## Goal
State how many lines contain the string "Regen", and write nothing else.

## Records for this task
————————

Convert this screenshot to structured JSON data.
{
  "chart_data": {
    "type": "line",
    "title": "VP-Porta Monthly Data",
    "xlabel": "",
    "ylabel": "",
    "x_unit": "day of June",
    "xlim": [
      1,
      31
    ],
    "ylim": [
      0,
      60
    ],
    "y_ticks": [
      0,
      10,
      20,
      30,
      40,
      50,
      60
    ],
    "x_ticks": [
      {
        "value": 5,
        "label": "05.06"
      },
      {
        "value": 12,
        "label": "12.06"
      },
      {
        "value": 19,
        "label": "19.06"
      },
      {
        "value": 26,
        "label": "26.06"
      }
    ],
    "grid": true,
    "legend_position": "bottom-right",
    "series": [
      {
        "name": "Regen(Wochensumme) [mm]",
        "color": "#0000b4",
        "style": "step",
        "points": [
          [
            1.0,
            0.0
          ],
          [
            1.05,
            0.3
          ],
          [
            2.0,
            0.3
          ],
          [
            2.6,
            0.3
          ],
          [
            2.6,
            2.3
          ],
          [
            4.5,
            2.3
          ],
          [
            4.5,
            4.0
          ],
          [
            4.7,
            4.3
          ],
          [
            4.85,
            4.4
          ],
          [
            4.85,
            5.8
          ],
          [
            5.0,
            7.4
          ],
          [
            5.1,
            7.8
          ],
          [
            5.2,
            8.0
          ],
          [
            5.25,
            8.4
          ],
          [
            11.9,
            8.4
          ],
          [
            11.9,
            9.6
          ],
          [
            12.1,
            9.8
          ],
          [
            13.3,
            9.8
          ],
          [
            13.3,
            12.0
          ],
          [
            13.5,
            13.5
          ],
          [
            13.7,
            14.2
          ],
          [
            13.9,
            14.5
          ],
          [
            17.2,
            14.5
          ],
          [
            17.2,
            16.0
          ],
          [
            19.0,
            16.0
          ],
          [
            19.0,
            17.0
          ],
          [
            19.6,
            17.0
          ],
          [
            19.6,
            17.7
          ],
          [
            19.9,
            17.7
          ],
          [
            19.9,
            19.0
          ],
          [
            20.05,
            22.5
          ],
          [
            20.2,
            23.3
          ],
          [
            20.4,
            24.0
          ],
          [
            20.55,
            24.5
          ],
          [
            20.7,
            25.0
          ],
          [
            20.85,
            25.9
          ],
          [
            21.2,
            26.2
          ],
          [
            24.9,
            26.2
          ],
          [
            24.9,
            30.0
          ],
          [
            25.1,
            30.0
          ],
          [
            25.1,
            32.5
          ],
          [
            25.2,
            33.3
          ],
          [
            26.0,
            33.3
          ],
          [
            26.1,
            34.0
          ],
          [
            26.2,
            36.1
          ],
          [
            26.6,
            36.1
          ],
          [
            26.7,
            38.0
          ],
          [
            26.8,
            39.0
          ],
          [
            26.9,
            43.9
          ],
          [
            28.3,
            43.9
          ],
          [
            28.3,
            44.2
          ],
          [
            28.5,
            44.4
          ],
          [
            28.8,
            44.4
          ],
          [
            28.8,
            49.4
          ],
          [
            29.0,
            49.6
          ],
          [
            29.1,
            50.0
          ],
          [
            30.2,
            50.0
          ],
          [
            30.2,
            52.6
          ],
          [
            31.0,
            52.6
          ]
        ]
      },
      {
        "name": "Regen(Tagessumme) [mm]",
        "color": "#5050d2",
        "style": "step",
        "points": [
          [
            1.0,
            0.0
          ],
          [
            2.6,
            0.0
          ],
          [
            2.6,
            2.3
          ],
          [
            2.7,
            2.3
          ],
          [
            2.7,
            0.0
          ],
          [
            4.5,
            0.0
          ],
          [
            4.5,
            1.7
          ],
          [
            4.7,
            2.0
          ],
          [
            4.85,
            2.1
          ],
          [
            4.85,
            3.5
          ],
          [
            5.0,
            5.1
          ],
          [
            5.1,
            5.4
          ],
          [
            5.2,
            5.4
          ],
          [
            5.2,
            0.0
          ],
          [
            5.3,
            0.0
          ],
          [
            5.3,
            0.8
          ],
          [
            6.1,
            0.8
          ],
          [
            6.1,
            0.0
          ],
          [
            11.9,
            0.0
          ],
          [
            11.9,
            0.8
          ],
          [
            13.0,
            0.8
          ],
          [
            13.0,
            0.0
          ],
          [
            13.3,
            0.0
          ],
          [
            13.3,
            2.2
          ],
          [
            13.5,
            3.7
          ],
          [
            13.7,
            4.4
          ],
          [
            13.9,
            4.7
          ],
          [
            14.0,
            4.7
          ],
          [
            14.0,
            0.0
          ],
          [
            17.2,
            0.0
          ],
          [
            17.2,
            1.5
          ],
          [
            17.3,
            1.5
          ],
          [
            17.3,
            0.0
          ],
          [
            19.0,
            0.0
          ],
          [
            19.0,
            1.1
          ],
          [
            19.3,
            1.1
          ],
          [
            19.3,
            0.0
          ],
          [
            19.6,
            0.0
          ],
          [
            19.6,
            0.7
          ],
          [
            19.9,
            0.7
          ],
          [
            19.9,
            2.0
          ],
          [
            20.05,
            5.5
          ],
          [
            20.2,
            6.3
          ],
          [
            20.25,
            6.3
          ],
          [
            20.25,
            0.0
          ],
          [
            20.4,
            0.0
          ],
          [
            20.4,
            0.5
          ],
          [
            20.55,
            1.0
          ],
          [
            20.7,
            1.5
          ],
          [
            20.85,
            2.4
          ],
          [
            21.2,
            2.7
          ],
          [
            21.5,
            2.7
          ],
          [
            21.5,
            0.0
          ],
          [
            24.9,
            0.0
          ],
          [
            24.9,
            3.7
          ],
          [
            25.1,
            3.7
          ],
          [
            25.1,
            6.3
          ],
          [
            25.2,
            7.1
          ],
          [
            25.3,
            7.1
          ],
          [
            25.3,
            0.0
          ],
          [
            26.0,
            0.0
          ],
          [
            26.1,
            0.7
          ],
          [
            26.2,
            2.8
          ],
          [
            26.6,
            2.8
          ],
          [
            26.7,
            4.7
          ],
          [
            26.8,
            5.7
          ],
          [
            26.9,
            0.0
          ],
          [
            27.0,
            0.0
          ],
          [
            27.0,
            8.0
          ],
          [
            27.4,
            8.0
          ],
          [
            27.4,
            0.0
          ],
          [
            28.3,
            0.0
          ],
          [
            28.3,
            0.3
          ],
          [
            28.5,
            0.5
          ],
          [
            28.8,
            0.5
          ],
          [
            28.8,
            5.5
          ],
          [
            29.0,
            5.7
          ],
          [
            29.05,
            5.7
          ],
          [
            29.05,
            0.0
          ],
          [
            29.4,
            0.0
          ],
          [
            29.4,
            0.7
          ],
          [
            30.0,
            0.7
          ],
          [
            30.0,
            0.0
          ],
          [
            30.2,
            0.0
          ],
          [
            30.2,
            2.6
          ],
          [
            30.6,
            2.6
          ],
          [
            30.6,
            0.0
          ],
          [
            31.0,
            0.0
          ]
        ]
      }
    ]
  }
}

————————

## Final result
2